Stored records

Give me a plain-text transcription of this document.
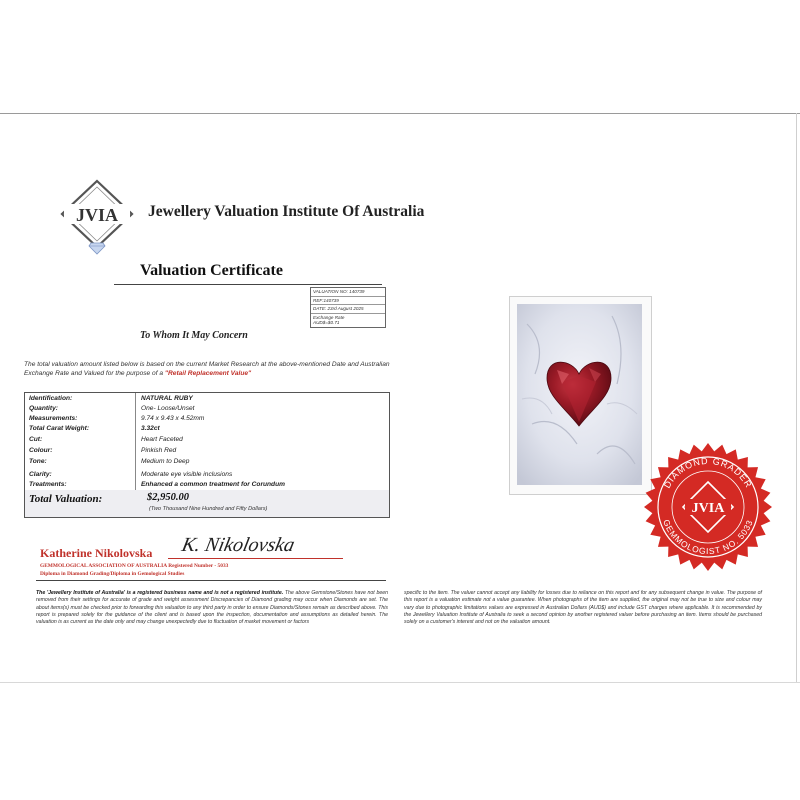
JVIA Jewellery Valuation Institute Of Australia
Valuation Certificate
VALUATION NO: 140739
REF:140739
DATE: 23rd August 2025
Exchange Rate
AUD$=$0.71
To Whom It May Concern
The total valuation amount listed below is based on the current Market Research at the above-mentioned Date and Australian Exchange Rate and Valued for the purpose of a "Retail Replacement Value"
Identification:	NATURAL RUBY
Quantity:	One- Loose/Unset
Measurements:	9.74 x 9.43 x 4.52mm
Total Carat Weight:	3.32ct
Cut:	Heart Faceted
Colour:	Pinkish Red
Tone:	Medium to Deep
Clarity:	Moderate eye visible inclusions
Treatments:	Enhanced a common treatment for Corundum
Total Valuation:	$2,950.00
(Two Thousand Nine Hundred and Fifty Dollars)
Katherine Nikolovska K. Nikolovska
GEMMOLOGICAL ASSOCIATION OF AUSTRALIA Registered Number - 5033
Diploma in Diamond Grading/Diploma in Gemological Studies
The 'Jewellery Institute of Australia' is a registered business name and is not a registered institute. The above Gemstone/Stones have not been removed from their settings for accurate of grade and weight assessment Discrepancies of Diamond grading may occur when Diamonds are set. The about items(s) must be checked prior to forwarding this valuation to any third party in order to ensure Diamonds/Stones remain as described above. This report is prepared solely for the guidance of the client and is based upon the inspection, documentation and assumptions as detailed herein. The valuation is as current as the date only and may change unexpectedly due to fluctuation of market movement or factors
specific to the item. The valuer cannot accept any liability for losses due to reliance on this report and for any subsequent change in value. The purpose of this report is a valuation estimate not a value guarantee. When photographs of the item are supplied, the original may not be true to size and colour may vary due to photographic limitations values are expressed in Australian Dollars (AUD$) and include GST charges where applicable. It is recommended by the Jewellery Valuation Institute of Australia to seek a second opinion by another registered valuer before purchasing an item. Items should be purchased solely on a customer's interest and not on the valuation amount.
DIAMOND GRADER
GEMMOLOGIST NO. 5033
JVIA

[SET PROBLEM] Leave out the pictures and copy every record above exactly.

[RIGHT ANSWER]
Give me a plain-text transcription of this document.
JVIA Jewellery Valuation Institute Of Australia
Valuation Certificate
VALUATION NO: 140739
REF:140739
DATE: 23rd August 2025
Exchange Rate
AUD$=$0.71
To Whom It May Concern
The total valuation amount listed below is based on the current Market Research at the above-mentioned Date and Australian Exchange Rate and Valued for the purpose of a "Retail Replacement Value"
Identification:	NATURAL RUBY
Quantity:	One- Loose/Unset
Measurements:	9.74 x 9.43 x 4.52mm
Total Carat Weight:	3.32ct
Cut:	Heart Faceted
Colour:	Pinkish Red
Tone:	Medium to Deep
Clarity:	Moderate eye visible inclusions
Treatments:	Enhanced a common treatment for Corundum
Total Valuation:	$2,950.00
(Two Thousand Nine Hundred and Fifty Dollars)
Katherine Nikolovska K. Nikolovska
GEMMOLOGICAL ASSOCIATION OF AUSTRALIA Registered Number - 5033
Diploma in Diamond Grading/Diploma in Gemological Studies
The 'Jewellery Institute of Australia' is a registered business name and is not a registered institute. The above Gemstone/Stones have not been removed from their settings for accurate of grade and weight assessment Discrepancies of Diamond grading may occur when Diamonds are set. The about items(s) must be checked prior to forwarding this valuation to any third party in order to ensure Diamonds/Stones remain as described above. This report is prepared solely for the guidance of the client and is based upon the inspection, documentation and assumptions as detailed herein. The valuation is as current as the date only and may change unexpectedly due to fluctuation of market movement or factors
specific to the item. The valuer cannot accept any liability for losses due to reliance on this report and for any subsequent change in value. The purpose of this report is a valuation estimate not a value guarantee. When photographs of the item are supplied, the original may not be true to size and colour may vary due to photographic limitations values are expressed in Australian Dollars (AUD$) and include GST charges where applicable. It is recommended by the Jewellery Valuation Institute of Australia to seek a second opinion by another registered valuer before purchasing an item. Items should be purchased solely on a customer's interest and not on the valuation amount.
DIAMOND GRADER
GEMMOLOGIST NO. 5033
JVIA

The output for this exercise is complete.